>> BEGIN

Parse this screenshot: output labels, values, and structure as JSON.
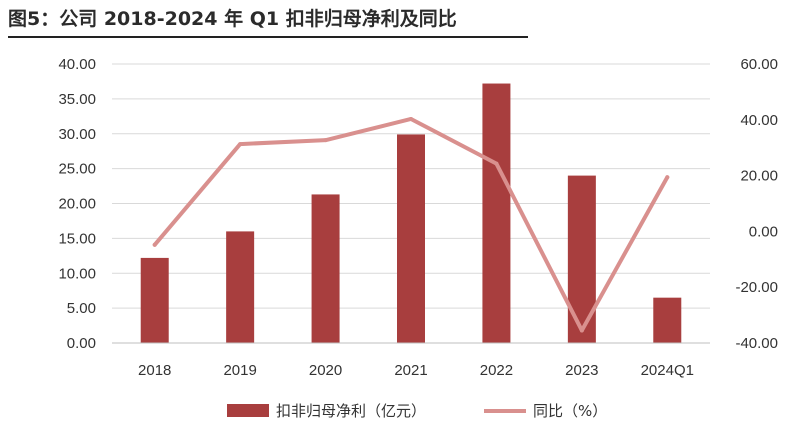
{
  "title": "图5：公司 2018-2024 年 Q1 扣非归母净利及同比",
  "chart_data": {
    "type": "bar",
    "categories": [
      "2018",
      "2019",
      "2020",
      "2021",
      "2022",
      "2023",
      "2024Q1"
    ],
    "series": [
      {
        "name": "扣非归母净利（亿元）",
        "type": "bar",
        "axis": "left",
        "color": "#a83e3e",
        "values": [
          12.2,
          16.0,
          21.3,
          29.9,
          37.2,
          24.0,
          6.5
        ]
      },
      {
        "name": "同比（%）",
        "type": "line",
        "axis": "right",
        "color": "#d9908e",
        "values": [
          -4.8,
          31.3,
          32.7,
          40.3,
          24.3,
          -35.5,
          19.4
        ]
      }
    ],
    "y_left": {
      "ylim": [
        0,
        40
      ],
      "ticks": [
        "0.00",
        "5.00",
        "10.00",
        "15.00",
        "20.00",
        "25.00",
        "30.00",
        "35.00",
        "40.00"
      ]
    },
    "y_right": {
      "ylim": [
        -40,
        60
      ],
      "ticks": [
        "-40.00",
        "-20.00",
        "0.00",
        "20.00",
        "40.00",
        "60.00"
      ]
    },
    "grid": true,
    "legend_position": "bottom"
  }
}
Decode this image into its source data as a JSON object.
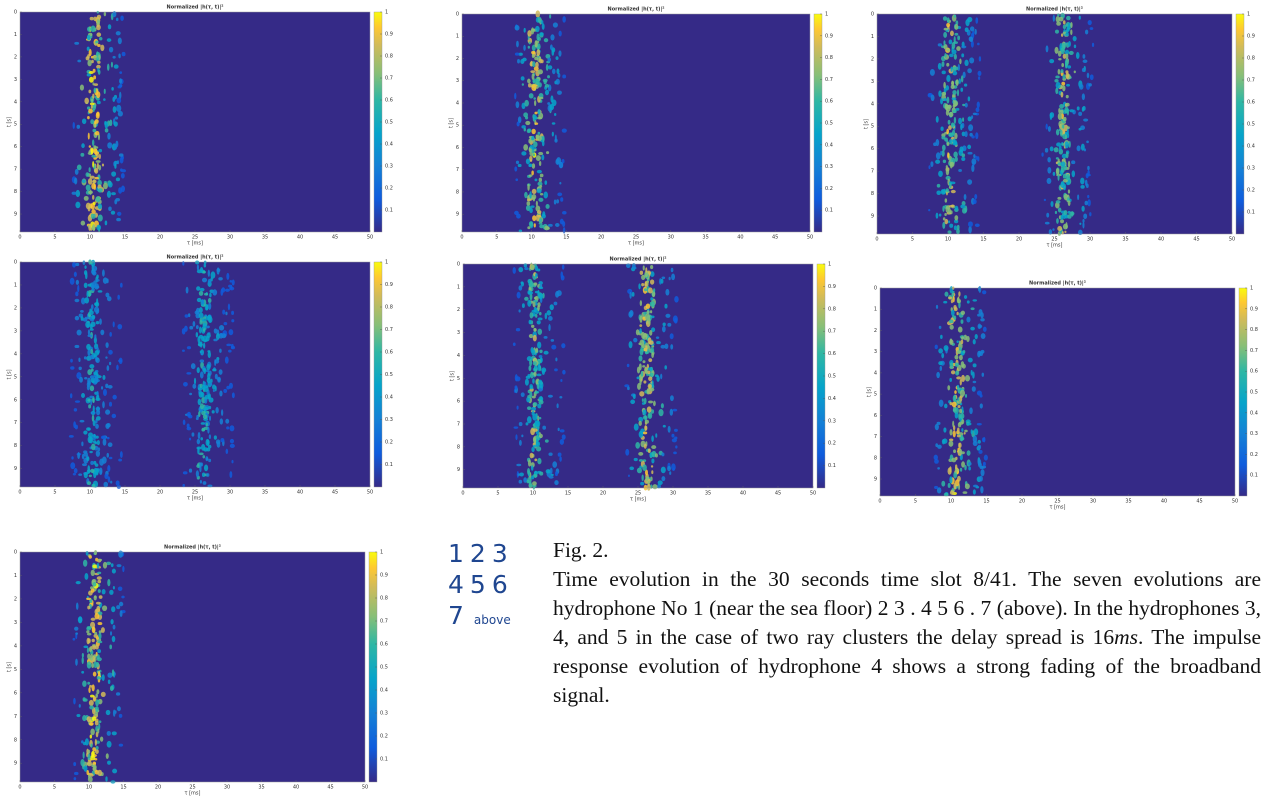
{
  "figure": {
    "panel_title": "Normalized |h(τ, t)|²",
    "xlabel": "τ [ms]",
    "ylabel": "t [s]",
    "xlim": [
      0,
      50
    ],
    "ylim": [
      0,
      9.8
    ],
    "xticks": [
      0,
      5,
      10,
      15,
      20,
      25,
      30,
      35,
      40,
      45,
      50
    ],
    "yticks": [
      0,
      1,
      2,
      3,
      4,
      5,
      6,
      7,
      8,
      9
    ],
    "cbar_lim": [
      0,
      1
    ],
    "cbar_ticks": [
      0.1,
      0.2,
      0.3,
      0.4,
      0.5,
      0.6,
      0.7,
      0.8,
      0.9,
      1
    ]
  },
  "key": {
    "rows": [
      [
        "1",
        "2",
        "3"
      ],
      [
        "4",
        "5",
        "6"
      ],
      [
        "7",
        "above"
      ]
    ]
  },
  "caption": {
    "label": "Fig. 2.",
    "text_before": "Time evolution in the 30 seconds time slot 8/41. The seven evolutions are hydrophone No 1 (near the sea floor) 2 3 . 4 5 6 . 7 (above). In the hydrophones 3, 4, and 5 in the case of two ray clusters the delay spread is ",
    "math_num": "16",
    "math_unit": "ms",
    "text_after": ". The impulse response evolution of hydrophone 4 shows a strong fading of the broadband signal."
  }
}
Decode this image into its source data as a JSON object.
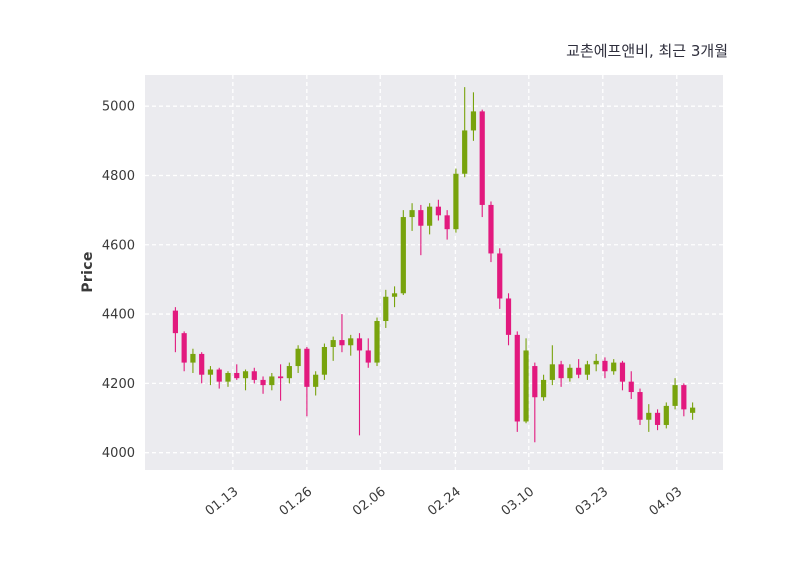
{
  "chart_data": {
    "type": "candlestick",
    "title": "교촌에프앤비, 최근 3개월",
    "ylabel": "Price",
    "ylim": [
      3950,
      5090
    ],
    "yticks": [
      4000,
      4200,
      4400,
      4600,
      4800,
      5000
    ],
    "xticks": [
      {
        "label": "01.13",
        "pos": 0.152
      },
      {
        "label": "01.26",
        "pos": 0.28
      },
      {
        "label": "02.06",
        "pos": 0.407
      },
      {
        "label": "02.24",
        "pos": 0.537
      },
      {
        "label": "03.10",
        "pos": 0.664
      },
      {
        "label": "03.23",
        "pos": 0.792
      },
      {
        "label": "04.03",
        "pos": 0.92
      }
    ],
    "grid": "dashed",
    "legend": "none",
    "colors": {
      "up": "#78A30D",
      "down": "#E2197E",
      "plot_bg": "#EBEBEF",
      "grid": "#FFFFFF",
      "tick_text": "#3A3A3A",
      "title_text": "#2F2F3D"
    },
    "candles_format": [
      "open",
      "high",
      "low",
      "close"
    ],
    "candles": [
      [
        4410,
        4420,
        4290,
        4345
      ],
      [
        4345,
        4350,
        4235,
        4260
      ],
      [
        4260,
        4300,
        4230,
        4285
      ],
      [
        4285,
        4290,
        4200,
        4225
      ],
      [
        4225,
        4250,
        4195,
        4240
      ],
      [
        4240,
        4245,
        4185,
        4205
      ],
      [
        4205,
        4235,
        4190,
        4230
      ],
      [
        4230,
        4255,
        4210,
        4215
      ],
      [
        4215,
        4240,
        4180,
        4235
      ],
      [
        4235,
        4245,
        4200,
        4210
      ],
      [
        4210,
        4220,
        4170,
        4195
      ],
      [
        4195,
        4230,
        4180,
        4220
      ],
      [
        4220,
        4255,
        4150,
        4215
      ],
      [
        4215,
        4260,
        4200,
        4250
      ],
      [
        4250,
        4310,
        4230,
        4300
      ],
      [
        4300,
        4305,
        4105,
        4190
      ],
      [
        4190,
        4235,
        4165,
        4225
      ],
      [
        4225,
        4315,
        4210,
        4305
      ],
      [
        4305,
        4335,
        4265,
        4325
      ],
      [
        4325,
        4400,
        4290,
        4310
      ],
      [
        4310,
        4340,
        4280,
        4330
      ],
      [
        4330,
        4345,
        4050,
        4295
      ],
      [
        4295,
        4330,
        4245,
        4260
      ],
      [
        4260,
        4390,
        4250,
        4380
      ],
      [
        4380,
        4470,
        4360,
        4450
      ],
      [
        4450,
        4480,
        4420,
        4460
      ],
      [
        4460,
        4700,
        4455,
        4680
      ],
      [
        4680,
        4720,
        4640,
        4700
      ],
      [
        4700,
        4715,
        4570,
        4655
      ],
      [
        4655,
        4720,
        4630,
        4710
      ],
      [
        4710,
        4730,
        4670,
        4685
      ],
      [
        4685,
        4700,
        4615,
        4645
      ],
      [
        4645,
        4820,
        4635,
        4805
      ],
      [
        4805,
        5055,
        4795,
        4930
      ],
      [
        4930,
        5040,
        4900,
        4985
      ],
      [
        4985,
        4990,
        4680,
        4715
      ],
      [
        4715,
        4725,
        4550,
        4575
      ],
      [
        4575,
        4590,
        4415,
        4445
      ],
      [
        4445,
        4460,
        4310,
        4340
      ],
      [
        4340,
        4350,
        4060,
        4090
      ],
      [
        4090,
        4330,
        4085,
        4295
      ],
      [
        4250,
        4260,
        4030,
        4160
      ],
      [
        4160,
        4225,
        4150,
        4210
      ],
      [
        4210,
        4310,
        4195,
        4255
      ],
      [
        4255,
        4265,
        4190,
        4215
      ],
      [
        4215,
        4255,
        4205,
        4245
      ],
      [
        4245,
        4270,
        4215,
        4225
      ],
      [
        4225,
        4265,
        4210,
        4255
      ],
      [
        4255,
        4285,
        4235,
        4265
      ],
      [
        4265,
        4275,
        4215,
        4235
      ],
      [
        4235,
        4270,
        4225,
        4260
      ],
      [
        4260,
        4265,
        4180,
        4205
      ],
      [
        4205,
        4235,
        4155,
        4175
      ],
      [
        4175,
        4185,
        4080,
        4095
      ],
      [
        4095,
        4140,
        4060,
        4115
      ],
      [
        4115,
        4125,
        4065,
        4080
      ],
      [
        4080,
        4145,
        4070,
        4135
      ],
      [
        4135,
        4215,
        4125,
        4195
      ],
      [
        4195,
        4200,
        4105,
        4125
      ],
      [
        4115,
        4145,
        4095,
        4130
      ]
    ]
  }
}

>> END

▶ [What the task asks]: Copy each line above that contains the string "evolution".

▶ [Written response]:
    "text_before": "Time evolution in the 30 seconds time slot 8/41. The seven evolutions are hydrophone No 1 (near the sea floor) 2 3 . 4 5 6 . 7 (above). In the hydrophones 3, 4, and 5 in the case of two ray clusters the delay spread is ",
    "text_after": ". The impulse response evolution of hydrophone 4 shows a strong fading of the broadband signal."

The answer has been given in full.